Dataset excerpt:
☆ ☆ ☆ ☆
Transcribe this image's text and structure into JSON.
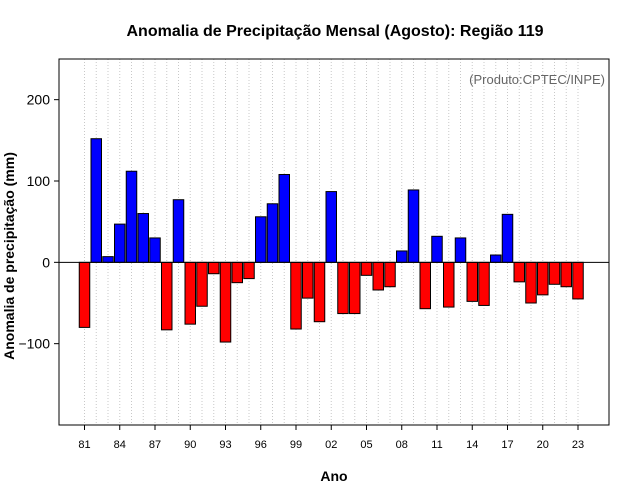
{
  "chart_data": {
    "type": "bar",
    "title": "Anomalia de Precipitação Mensal (Agosto): Região 119",
    "annotation": "(Produto:CPTEC/INPE)",
    "xlabel": "Ano",
    "ylabel": "Anomalia de precipitação (mm)",
    "ylim": [
      -200,
      250
    ],
    "yticks": [
      -100,
      0,
      100,
      200
    ],
    "grid": "vertical dotted",
    "categories": [
      "81",
      "82",
      "83",
      "84",
      "85",
      "86",
      "87",
      "88",
      "89",
      "90",
      "91",
      "92",
      "93",
      "94",
      "95",
      "96",
      "97",
      "98",
      "99",
      "00",
      "01",
      "02",
      "03",
      "04",
      "05",
      "06",
      "07",
      "08",
      "09",
      "10",
      "11",
      "12",
      "13",
      "14",
      "15",
      "16",
      "17",
      "18",
      "19",
      "20",
      "21",
      "22",
      "23"
    ],
    "xtick_labels": [
      "81",
      "84",
      "87",
      "90",
      "93",
      "96",
      "99",
      "02",
      "05",
      "08",
      "11",
      "14",
      "17",
      "20",
      "23"
    ],
    "values": [
      -80,
      152,
      7,
      47,
      112,
      60,
      30,
      -83,
      77,
      -76,
      -54,
      -14,
      -98,
      -25,
      -20,
      56,
      72,
      108,
      -82,
      -44,
      -73,
      87,
      -63,
      -63,
      -16,
      -34,
      -30,
      14,
      89,
      -57,
      32,
      -55,
      30,
      -48,
      -53,
      9,
      59,
      -24,
      -50,
      -40,
      -27,
      -30,
      -45
    ],
    "positive_color": "#0000ff",
    "negative_color": "#ff0000"
  }
}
☆ ☆ ☆ ☆
● YOUR TASK
Of the lines above, how many contain the string "Anomalia"? Only the number is required.

● RESPONSE TO THIS EXERCISE
2